Whenever a line below holds the word "ўхшаш", copy that line.

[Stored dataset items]
·····
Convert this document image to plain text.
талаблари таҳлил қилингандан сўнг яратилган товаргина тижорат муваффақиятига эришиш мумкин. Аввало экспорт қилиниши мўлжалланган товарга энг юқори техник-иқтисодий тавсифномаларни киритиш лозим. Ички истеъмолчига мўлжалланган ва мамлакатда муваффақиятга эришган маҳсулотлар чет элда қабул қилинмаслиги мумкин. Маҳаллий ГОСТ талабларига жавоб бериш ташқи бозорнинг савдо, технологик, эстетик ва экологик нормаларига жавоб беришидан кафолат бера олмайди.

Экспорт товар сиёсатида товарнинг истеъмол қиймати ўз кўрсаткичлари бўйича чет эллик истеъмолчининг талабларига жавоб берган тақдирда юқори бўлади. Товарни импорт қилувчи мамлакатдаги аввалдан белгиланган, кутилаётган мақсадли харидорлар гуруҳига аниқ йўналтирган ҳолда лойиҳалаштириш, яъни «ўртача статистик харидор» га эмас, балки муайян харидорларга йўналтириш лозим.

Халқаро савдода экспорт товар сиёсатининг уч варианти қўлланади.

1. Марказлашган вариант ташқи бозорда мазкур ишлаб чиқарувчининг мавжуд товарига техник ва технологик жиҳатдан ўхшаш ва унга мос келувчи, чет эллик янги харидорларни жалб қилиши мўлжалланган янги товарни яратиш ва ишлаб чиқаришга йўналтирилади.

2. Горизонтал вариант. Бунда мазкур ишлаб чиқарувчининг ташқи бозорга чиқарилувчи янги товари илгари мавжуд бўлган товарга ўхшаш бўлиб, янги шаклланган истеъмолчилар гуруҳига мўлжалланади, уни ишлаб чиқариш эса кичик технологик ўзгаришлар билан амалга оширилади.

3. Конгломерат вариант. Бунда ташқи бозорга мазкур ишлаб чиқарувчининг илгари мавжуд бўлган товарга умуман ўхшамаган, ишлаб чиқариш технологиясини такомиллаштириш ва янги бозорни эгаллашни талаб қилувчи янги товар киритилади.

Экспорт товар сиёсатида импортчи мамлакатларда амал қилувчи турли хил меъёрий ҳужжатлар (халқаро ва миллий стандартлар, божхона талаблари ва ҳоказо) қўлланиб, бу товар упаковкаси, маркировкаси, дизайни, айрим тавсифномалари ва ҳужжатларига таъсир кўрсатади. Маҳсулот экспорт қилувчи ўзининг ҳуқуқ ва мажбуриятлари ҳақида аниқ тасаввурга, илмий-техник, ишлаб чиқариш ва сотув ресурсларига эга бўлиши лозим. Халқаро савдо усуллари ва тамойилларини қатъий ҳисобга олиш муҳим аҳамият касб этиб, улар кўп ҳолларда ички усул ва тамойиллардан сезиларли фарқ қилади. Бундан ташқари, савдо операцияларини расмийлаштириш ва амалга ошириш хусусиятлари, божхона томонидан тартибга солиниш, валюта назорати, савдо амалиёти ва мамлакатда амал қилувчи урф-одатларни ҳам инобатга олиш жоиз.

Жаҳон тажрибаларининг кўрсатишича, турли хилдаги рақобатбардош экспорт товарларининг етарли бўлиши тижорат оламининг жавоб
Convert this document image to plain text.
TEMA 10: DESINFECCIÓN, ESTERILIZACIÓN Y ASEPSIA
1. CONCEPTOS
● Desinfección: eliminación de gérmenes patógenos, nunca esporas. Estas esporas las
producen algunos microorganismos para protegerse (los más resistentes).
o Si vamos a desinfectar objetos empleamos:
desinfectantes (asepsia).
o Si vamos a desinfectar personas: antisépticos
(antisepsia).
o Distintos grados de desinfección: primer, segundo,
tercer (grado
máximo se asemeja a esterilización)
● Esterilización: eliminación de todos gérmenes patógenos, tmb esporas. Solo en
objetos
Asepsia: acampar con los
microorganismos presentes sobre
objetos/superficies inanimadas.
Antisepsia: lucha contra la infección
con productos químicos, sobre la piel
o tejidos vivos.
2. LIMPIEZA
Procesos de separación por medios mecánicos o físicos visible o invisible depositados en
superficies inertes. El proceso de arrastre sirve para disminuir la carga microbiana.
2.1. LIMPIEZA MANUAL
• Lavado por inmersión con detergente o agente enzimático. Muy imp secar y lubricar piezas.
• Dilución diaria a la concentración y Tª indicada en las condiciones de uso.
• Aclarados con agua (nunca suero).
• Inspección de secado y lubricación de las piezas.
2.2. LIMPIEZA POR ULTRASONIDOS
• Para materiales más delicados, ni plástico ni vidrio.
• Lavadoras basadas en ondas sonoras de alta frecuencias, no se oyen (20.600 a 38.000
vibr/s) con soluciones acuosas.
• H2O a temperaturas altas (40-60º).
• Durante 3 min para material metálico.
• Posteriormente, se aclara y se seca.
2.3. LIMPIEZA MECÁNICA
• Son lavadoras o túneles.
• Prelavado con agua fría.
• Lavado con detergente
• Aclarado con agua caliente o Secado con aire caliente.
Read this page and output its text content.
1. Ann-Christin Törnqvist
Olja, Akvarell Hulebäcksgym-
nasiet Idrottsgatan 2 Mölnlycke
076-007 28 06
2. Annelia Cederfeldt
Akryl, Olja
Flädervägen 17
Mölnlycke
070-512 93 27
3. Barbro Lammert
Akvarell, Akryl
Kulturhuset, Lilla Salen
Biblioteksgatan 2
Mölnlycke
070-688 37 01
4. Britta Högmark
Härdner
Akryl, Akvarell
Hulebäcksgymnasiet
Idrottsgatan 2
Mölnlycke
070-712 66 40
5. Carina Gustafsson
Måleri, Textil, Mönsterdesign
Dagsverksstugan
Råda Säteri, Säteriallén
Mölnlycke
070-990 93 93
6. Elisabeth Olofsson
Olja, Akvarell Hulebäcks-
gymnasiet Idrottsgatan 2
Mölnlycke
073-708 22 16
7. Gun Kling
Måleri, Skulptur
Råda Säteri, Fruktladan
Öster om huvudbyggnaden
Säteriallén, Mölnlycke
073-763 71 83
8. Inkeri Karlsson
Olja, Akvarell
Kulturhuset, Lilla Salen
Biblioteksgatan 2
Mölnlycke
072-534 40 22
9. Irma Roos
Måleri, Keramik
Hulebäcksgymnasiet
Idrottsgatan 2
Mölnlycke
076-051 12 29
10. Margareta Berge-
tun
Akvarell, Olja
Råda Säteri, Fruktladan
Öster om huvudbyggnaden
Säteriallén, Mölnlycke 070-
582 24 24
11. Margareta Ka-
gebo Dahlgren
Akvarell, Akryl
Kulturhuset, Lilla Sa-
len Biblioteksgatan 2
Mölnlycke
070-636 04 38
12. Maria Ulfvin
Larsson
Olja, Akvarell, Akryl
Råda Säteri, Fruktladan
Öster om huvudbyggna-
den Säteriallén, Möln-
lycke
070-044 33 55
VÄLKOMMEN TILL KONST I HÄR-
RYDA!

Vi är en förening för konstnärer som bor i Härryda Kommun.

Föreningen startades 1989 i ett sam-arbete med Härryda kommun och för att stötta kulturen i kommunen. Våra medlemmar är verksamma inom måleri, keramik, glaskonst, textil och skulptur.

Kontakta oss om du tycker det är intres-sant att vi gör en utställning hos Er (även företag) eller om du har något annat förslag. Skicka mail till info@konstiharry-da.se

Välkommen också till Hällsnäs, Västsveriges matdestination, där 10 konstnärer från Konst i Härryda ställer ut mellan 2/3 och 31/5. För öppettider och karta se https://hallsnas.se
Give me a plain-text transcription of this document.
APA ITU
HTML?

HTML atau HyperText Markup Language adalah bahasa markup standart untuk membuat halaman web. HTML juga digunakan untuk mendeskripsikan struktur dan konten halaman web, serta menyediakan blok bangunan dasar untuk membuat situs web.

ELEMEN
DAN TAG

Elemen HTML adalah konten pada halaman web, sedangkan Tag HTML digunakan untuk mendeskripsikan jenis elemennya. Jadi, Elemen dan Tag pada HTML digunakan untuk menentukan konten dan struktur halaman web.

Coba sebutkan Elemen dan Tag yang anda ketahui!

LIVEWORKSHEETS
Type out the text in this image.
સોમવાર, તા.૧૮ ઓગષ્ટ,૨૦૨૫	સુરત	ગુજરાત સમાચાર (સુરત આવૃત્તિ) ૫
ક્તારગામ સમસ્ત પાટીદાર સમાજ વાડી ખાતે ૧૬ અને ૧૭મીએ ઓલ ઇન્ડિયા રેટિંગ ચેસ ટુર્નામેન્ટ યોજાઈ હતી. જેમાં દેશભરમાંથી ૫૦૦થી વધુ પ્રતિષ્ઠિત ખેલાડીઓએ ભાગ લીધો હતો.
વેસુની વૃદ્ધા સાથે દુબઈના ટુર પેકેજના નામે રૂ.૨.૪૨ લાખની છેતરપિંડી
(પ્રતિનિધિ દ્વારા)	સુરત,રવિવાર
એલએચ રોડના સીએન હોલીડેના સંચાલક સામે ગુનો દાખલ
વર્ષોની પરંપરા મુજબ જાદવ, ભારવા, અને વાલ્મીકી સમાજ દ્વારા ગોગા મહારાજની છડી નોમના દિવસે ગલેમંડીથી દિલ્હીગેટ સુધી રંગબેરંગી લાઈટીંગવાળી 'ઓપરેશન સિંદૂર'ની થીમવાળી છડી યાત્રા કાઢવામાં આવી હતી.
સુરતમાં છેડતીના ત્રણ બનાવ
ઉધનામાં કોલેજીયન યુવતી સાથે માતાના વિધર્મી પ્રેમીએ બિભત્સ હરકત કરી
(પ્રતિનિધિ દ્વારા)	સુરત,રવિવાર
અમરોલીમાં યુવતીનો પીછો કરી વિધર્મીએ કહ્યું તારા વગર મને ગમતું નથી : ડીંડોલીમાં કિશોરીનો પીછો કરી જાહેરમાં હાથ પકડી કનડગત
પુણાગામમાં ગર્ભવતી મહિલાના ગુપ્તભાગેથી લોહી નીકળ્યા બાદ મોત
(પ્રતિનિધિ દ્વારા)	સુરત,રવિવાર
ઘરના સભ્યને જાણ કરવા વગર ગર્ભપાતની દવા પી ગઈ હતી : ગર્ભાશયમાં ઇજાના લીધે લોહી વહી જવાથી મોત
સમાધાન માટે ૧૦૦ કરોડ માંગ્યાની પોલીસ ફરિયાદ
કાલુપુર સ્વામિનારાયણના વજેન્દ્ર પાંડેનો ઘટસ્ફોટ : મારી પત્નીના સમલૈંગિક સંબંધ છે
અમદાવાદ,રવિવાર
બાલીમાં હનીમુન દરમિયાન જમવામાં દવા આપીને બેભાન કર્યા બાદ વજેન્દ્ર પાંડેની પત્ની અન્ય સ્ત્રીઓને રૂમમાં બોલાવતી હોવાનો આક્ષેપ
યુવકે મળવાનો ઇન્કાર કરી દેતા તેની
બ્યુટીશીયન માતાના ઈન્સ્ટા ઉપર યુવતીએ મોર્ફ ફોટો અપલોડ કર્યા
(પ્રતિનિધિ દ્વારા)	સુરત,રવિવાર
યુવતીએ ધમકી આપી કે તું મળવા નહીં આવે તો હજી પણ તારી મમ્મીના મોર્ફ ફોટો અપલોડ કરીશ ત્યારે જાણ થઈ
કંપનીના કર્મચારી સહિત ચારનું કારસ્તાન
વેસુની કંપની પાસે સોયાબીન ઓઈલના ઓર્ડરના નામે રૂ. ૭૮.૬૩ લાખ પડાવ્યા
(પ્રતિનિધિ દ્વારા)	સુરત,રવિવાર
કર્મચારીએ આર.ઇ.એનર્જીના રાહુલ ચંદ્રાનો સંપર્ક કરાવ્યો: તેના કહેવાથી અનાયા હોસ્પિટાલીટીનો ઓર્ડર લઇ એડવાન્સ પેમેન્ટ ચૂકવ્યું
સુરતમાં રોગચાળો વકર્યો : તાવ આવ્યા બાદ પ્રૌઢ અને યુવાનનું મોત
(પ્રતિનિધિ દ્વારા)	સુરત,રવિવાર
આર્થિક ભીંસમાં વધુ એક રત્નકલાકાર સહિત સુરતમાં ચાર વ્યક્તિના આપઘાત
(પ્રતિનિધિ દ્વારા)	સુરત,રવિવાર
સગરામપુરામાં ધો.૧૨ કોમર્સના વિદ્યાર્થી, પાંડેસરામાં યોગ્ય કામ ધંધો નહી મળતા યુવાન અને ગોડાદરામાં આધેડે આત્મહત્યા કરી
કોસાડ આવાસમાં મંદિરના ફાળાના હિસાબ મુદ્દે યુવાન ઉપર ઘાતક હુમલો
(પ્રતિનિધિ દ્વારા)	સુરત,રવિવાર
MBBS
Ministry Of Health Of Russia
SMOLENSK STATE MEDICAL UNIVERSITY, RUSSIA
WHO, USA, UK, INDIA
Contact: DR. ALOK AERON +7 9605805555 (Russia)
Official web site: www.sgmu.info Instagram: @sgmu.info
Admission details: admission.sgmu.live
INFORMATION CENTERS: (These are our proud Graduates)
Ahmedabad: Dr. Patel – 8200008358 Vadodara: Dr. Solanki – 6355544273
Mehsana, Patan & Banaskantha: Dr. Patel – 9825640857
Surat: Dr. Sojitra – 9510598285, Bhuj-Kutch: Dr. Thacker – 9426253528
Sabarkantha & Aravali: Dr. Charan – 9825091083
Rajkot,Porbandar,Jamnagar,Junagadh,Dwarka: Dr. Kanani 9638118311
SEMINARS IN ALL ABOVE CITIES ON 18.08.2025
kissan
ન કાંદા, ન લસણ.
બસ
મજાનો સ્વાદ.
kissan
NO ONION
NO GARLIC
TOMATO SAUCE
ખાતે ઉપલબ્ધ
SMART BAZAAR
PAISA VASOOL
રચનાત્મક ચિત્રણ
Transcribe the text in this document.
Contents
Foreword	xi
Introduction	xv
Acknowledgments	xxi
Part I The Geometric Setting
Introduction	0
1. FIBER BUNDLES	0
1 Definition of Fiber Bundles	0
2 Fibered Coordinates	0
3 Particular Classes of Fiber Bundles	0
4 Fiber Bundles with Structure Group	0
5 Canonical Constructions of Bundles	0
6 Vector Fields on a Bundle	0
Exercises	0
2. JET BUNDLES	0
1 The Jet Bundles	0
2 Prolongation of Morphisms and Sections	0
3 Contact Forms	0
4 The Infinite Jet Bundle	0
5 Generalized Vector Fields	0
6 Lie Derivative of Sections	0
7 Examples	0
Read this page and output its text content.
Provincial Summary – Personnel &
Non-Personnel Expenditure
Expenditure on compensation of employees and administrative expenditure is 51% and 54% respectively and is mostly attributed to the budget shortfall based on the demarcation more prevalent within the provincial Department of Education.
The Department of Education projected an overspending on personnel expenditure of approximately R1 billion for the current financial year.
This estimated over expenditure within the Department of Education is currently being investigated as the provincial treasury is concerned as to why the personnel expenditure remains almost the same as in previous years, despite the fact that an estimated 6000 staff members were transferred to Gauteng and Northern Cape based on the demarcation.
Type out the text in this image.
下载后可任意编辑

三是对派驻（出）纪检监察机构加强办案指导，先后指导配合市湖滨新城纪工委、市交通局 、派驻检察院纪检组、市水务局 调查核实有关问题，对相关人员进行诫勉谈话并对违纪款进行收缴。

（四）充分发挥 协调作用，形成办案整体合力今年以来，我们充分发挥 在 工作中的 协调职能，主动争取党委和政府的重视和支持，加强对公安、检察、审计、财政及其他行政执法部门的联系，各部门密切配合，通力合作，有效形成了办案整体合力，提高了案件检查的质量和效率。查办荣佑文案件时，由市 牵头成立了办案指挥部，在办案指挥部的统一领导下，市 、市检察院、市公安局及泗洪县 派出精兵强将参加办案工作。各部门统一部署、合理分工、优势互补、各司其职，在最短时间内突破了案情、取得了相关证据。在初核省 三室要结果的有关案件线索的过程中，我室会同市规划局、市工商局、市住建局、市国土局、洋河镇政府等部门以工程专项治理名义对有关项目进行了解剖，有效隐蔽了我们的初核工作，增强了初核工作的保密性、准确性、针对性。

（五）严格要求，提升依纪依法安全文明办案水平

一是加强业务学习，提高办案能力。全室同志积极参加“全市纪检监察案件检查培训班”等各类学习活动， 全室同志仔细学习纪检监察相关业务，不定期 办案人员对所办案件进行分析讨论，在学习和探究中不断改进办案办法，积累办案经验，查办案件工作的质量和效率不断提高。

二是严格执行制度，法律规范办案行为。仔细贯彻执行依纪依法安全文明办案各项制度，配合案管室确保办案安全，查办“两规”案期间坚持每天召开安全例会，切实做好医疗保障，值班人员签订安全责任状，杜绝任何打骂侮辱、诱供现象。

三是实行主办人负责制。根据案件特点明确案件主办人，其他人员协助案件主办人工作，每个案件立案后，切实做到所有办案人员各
·····
Complete response:
1. Марказлашган вариант ташқи бозорда мазкур ишлаб чиқарувчининг мавжуд товарига техник ва технологик жиҳатдан ўхшаш ва унга мос келувчи, чет эллик янги харидорларни жалб қилиши мўлжалланган янги товарни яратиш ва ишлаб чиқаришга йўналтирилади.
2. Горизонтал вариант. Бунда мазкур ишлаб чиқарувчининг ташқи бозорга чиқарилувчи янги товари илгари мавжуд бўлган товарга ўхшаш бўлиб, янги шаклланган истеъмолчилар гуруҳига мўлжалланади, уни ишлаб чиқариш эса кичик технологик ўзгаришлар билан амалга оширилади.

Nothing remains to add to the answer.